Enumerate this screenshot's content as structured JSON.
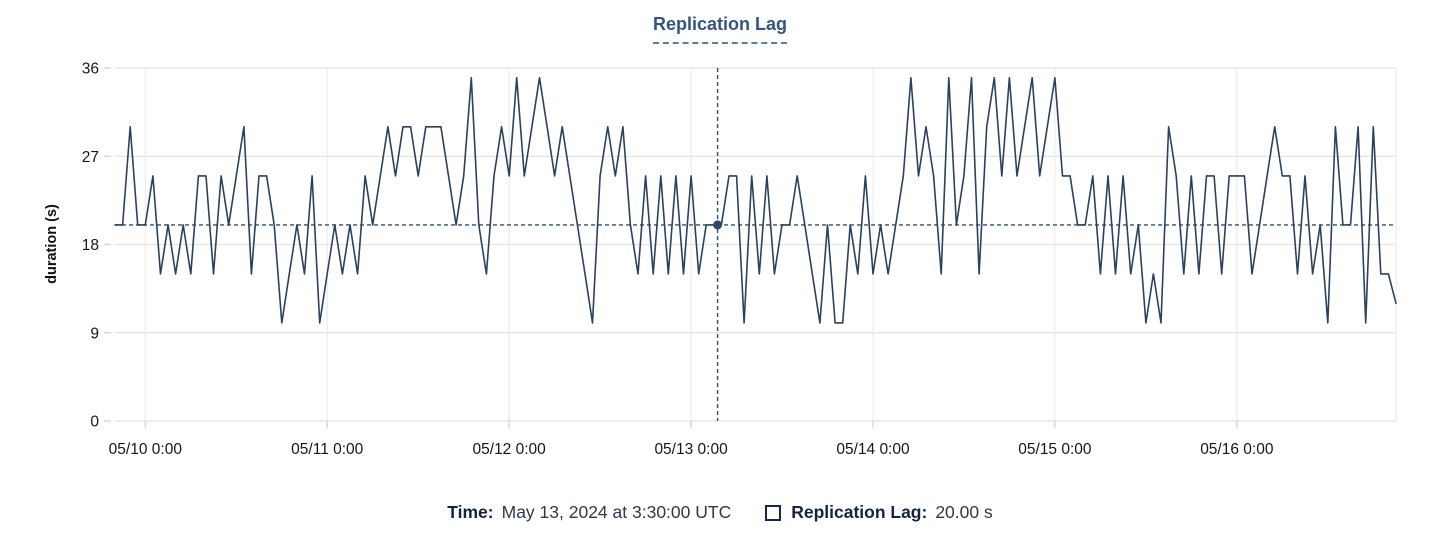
{
  "title": "Replication Lag",
  "colors": {
    "series_line": "#28425f",
    "crosshair": "#2d5273",
    "crosshair_dot": "#2d4a68",
    "title_text": "#35567a",
    "grid_h": "#e7e7e7",
    "grid_v": "#ececec",
    "tick_mark": "#d8d8d8",
    "axis_text": "#161616",
    "footer_label": "#12243f",
    "footer_value": "#2b3a4e"
  },
  "footer": {
    "time_label": "Time:",
    "time_value": "May 13, 2024 at 3:30:00 UTC",
    "series_label": "Replication Lag:",
    "series_value": "20.00 s"
  },
  "chart_data": {
    "type": "line",
    "title": "Replication Lag",
    "xlabel": "",
    "ylabel": "duration (s)",
    "ylim": [
      0,
      36
    ],
    "y_ticks": [
      0,
      9,
      18,
      27,
      36
    ],
    "grid": true,
    "legend_position": "bottom",
    "x_start": "2024-05-09 20:00 UTC",
    "x_step_hours": 1,
    "x_tick_labels": [
      "05/10 0:00",
      "05/11 0:00",
      "05/12 0:00",
      "05/13 0:00",
      "05/14 0:00",
      "05/15 0:00",
      "05/16 0:00"
    ],
    "x_tick_indices": [
      4,
      28,
      52,
      76,
      100,
      124,
      148
    ],
    "series": [
      {
        "name": "Replication Lag",
        "unit": "s",
        "values": [
          20,
          20,
          30,
          20,
          20,
          25,
          15,
          20,
          15,
          20,
          15,
          25,
          25,
          15,
          25,
          20,
          25,
          30,
          15,
          25,
          25,
          20,
          10,
          15,
          20,
          15,
          25,
          10,
          15,
          20,
          15,
          20,
          15,
          25,
          20,
          25,
          30,
          25,
          30,
          30,
          25,
          30,
          30,
          30,
          25,
          20,
          25,
          35,
          20,
          15,
          25,
          30,
          25,
          35,
          25,
          30,
          35,
          30,
          25,
          30,
          25,
          20,
          15,
          10,
          25,
          30,
          25,
          30,
          20,
          15,
          25,
          15,
          25,
          15,
          25,
          15,
          25,
          15,
          20,
          20,
          20,
          25,
          25,
          10,
          25,
          15,
          25,
          15,
          20,
          20,
          25,
          20,
          15,
          10,
          20,
          10,
          10,
          20,
          15,
          25,
          15,
          20,
          15,
          20,
          25,
          35,
          25,
          30,
          25,
          15,
          35,
          20,
          25,
          35,
          15,
          30,
          35,
          25,
          35,
          25,
          30,
          35,
          25,
          30,
          35,
          25,
          25,
          20,
          20,
          25,
          15,
          25,
          15,
          25,
          15,
          20,
          10,
          15,
          10,
          30,
          25,
          15,
          25,
          15,
          25,
          25,
          15,
          25,
          25,
          25,
          15,
          20,
          25,
          30,
          25,
          25,
          15,
          25,
          15,
          20,
          10,
          30,
          20,
          20,
          30,
          10,
          30,
          15,
          15,
          12
        ]
      }
    ],
    "crosshair": {
      "x_index": 79.5,
      "time": "May 13, 2024 at 3:30:00 UTC",
      "value": 20,
      "value_label": "20.00 s"
    }
  }
}
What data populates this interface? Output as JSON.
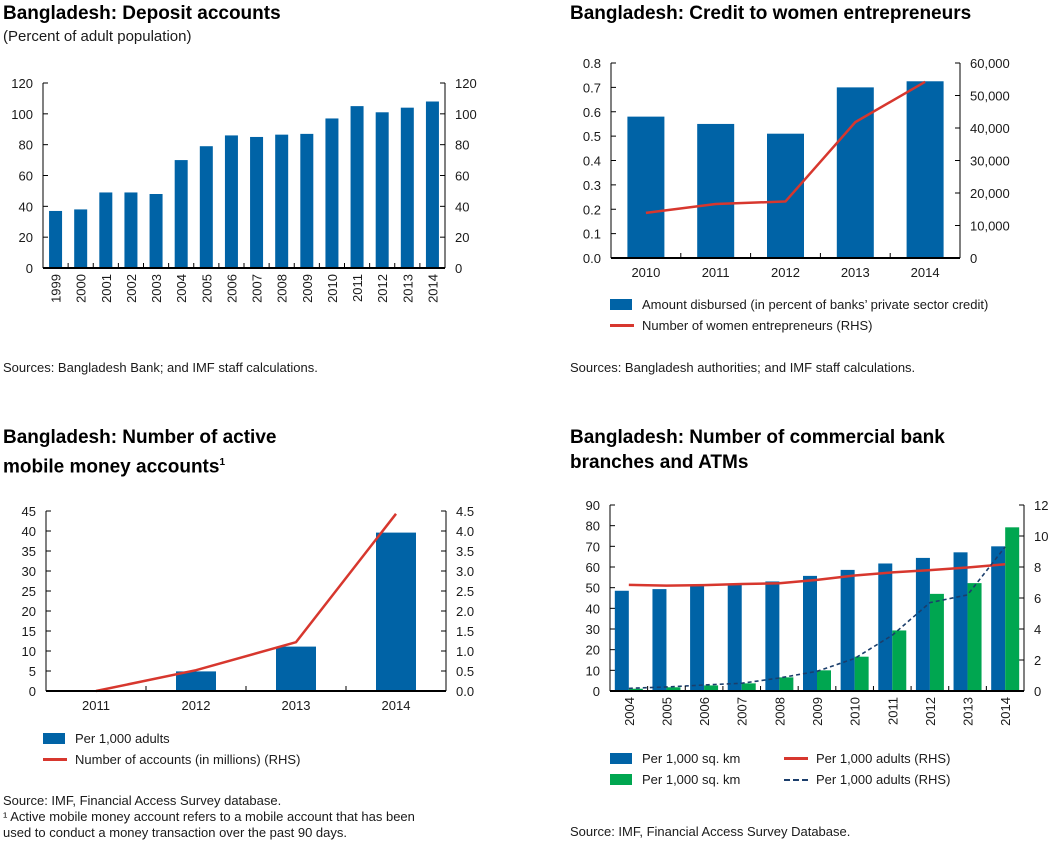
{
  "colors": {
    "blue": "#0063a6",
    "green": "#00a650",
    "red": "#d7372e",
    "navy": "#1b3e6b"
  },
  "chart_data": [
    {
      "id": "deposit",
      "type": "bar",
      "title": "Bangladesh: Deposit accounts",
      "subtitle": "(Percent of adult population)",
      "categories": [
        "1999",
        "2000",
        "2001",
        "2002",
        "2003",
        "2004",
        "2005",
        "2006",
        "2007",
        "2008",
        "2009",
        "2010",
        "2011",
        "2012",
        "2013",
        "2014"
      ],
      "series": [
        {
          "name": "Deposit accounts",
          "values": [
            37,
            38,
            49,
            49,
            48,
            70,
            79,
            86,
            85,
            86.5,
            87,
            97,
            105,
            101,
            104,
            108
          ]
        }
      ],
      "ylim": [
        0,
        120
      ],
      "yticks": [
        0,
        20,
        40,
        60,
        80,
        100,
        120
      ],
      "ylim_right": [
        0,
        120
      ],
      "yticks_right": [
        0,
        20,
        40,
        60,
        80,
        100,
        120
      ],
      "xlabel": "",
      "ylabel": "",
      "source": "Sources: Bangladesh Bank; and IMF staff calculations."
    },
    {
      "id": "credit",
      "type": "bar",
      "title": "Bangladesh: Credit to women entrepreneurs",
      "categories": [
        "2010",
        "2011",
        "2012",
        "2013",
        "2014"
      ],
      "series": [
        {
          "name": "Amount disbursed (in percent of banks’ private sector credit)",
          "kind": "bar",
          "axis": "left",
          "values": [
            0.58,
            0.55,
            0.51,
            0.7,
            0.725
          ]
        },
        {
          "name": "Number of women entrepreneurs (RHS)",
          "kind": "line",
          "axis": "right",
          "values": [
            13900,
            16600,
            17400,
            41800,
            54200
          ]
        }
      ],
      "ylim": [
        0,
        0.8
      ],
      "yticks": [
        "0.0",
        "0.1",
        "0.2",
        "0.3",
        "0.4",
        "0.5",
        "0.6",
        "0.7",
        "0.8"
      ],
      "ylim_right": [
        0,
        60000
      ],
      "yticks_right": [
        "0",
        "10,000",
        "20,000",
        "30,000",
        "40,000",
        "50,000",
        "60,000"
      ],
      "legend": [
        "Amount disbursed (in percent of banks’ private sector credit)",
        "Number of women entrepreneurs (RHS)"
      ],
      "legend_position": "bottom",
      "source": "Sources: Bangladesh authorities; and IMF staff calculations."
    },
    {
      "id": "mobile",
      "type": "bar",
      "title_line1": "Bangladesh: Number of active",
      "title_line2": "mobile money accounts",
      "title_footnote": "1",
      "categories": [
        "2011",
        "2012",
        "2013",
        "2014"
      ],
      "series": [
        {
          "name": "Per 1,000 adults",
          "kind": "bar",
          "axis": "left",
          "values": [
            0,
            4.9,
            11.1,
            39.6
          ]
        },
        {
          "name": "Number of accounts (in millions) (RHS)",
          "kind": "line",
          "axis": "right",
          "values": [
            0,
            0.52,
            1.22,
            4.43
          ]
        }
      ],
      "ylim": [
        0,
        45
      ],
      "yticks": [
        "0",
        "5",
        "10",
        "15",
        "20",
        "25",
        "30",
        "35",
        "40",
        "45"
      ],
      "ylim_right": [
        0,
        4.5
      ],
      "yticks_right": [
        "0.0",
        "0.5",
        "1.0",
        "1.5",
        "2.0",
        "2.5",
        "3.0",
        "3.5",
        "4.0",
        "4.5"
      ],
      "legend": [
        "Per 1,000 adults",
        "Number of accounts (in millions) (RHS)"
      ],
      "legend_position": "bottom",
      "source": "Source: IMF, Financial Access Survey database.",
      "footnote_line1": "¹ Active mobile money account refers to a mobile account that has been",
      "footnote_line2": "used to conduct a money transaction over the past 90 days."
    },
    {
      "id": "branches",
      "type": "bar",
      "title_line1": "Bangladesh: Number of commercial bank",
      "title_line2": "branches and ATMs",
      "categories": [
        "2004",
        "2005",
        "2006",
        "2007",
        "2008",
        "2009",
        "2010",
        "2011",
        "2012",
        "2013",
        "2014"
      ],
      "series": [
        {
          "name": "Per 1,000 sq. km",
          "kind": "bar",
          "color": "blue",
          "axis": "left",
          "values": [
            48.5,
            49.3,
            51,
            51.8,
            53,
            55.7,
            58.6,
            61.7,
            64.4,
            67.1,
            70
          ]
        },
        {
          "name": "Per 1,000 sq. km",
          "kind": "bar",
          "color": "green",
          "axis": "left",
          "values": [
            1.1,
            1.8,
            2.7,
            3.7,
            6.6,
            10,
            16.6,
            29.3,
            47,
            52.2,
            79.2
          ]
        },
        {
          "name": "Per 1,000 adults (RHS)",
          "kind": "line",
          "color": "red",
          "axis": "right",
          "values": [
            6.85,
            6.8,
            6.83,
            6.9,
            6.95,
            7.17,
            7.45,
            7.65,
            7.8,
            7.97,
            8.18
          ]
        },
        {
          "name": "Per 1,000 adults (RHS)",
          "kind": "dashed",
          "color": "navy",
          "axis": "right",
          "values": [
            0.17,
            0.26,
            0.39,
            0.5,
            0.84,
            1.27,
            2.1,
            3.6,
            5.7,
            6.2,
            9.3
          ]
        }
      ],
      "ylim": [
        0,
        90
      ],
      "yticks": [
        "0",
        "10",
        "20",
        "30",
        "40",
        "50",
        "60",
        "70",
        "80",
        "90"
      ],
      "ylim_right": [
        0,
        12
      ],
      "yticks_right": [
        "0",
        "2",
        "4",
        "6",
        "8",
        "10",
        "12"
      ],
      "legend": [
        "Per 1,000 sq. km",
        "Per 1,000 sq. km",
        "Per 1,000 adults (RHS)",
        "Per 1,000 adults (RHS)"
      ],
      "legend_position": "bottom",
      "source": "Source: IMF, Financial Access Survey Database."
    }
  ]
}
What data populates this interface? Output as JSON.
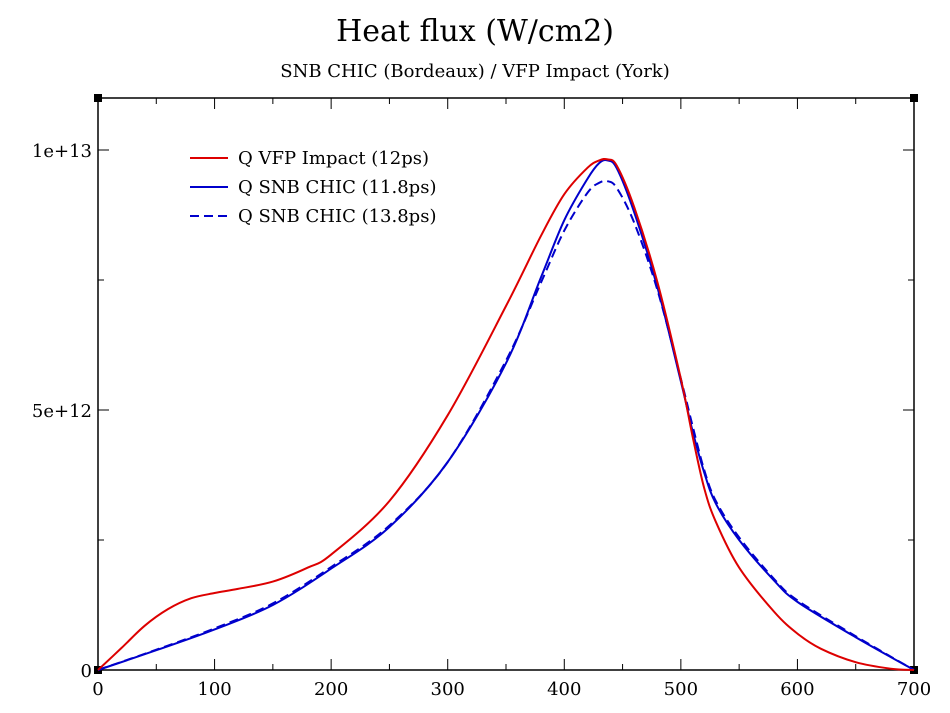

REQUIRED TASK:
In the records above, locate each line with the word "Sources". Copy all such lines.

CORRECT OUTPUT:
      "source": "Sources: Bangladesh Bank; and IMF staff calculations."
      "source": "Sources: Bangladesh authorities; and IMF staff calculations."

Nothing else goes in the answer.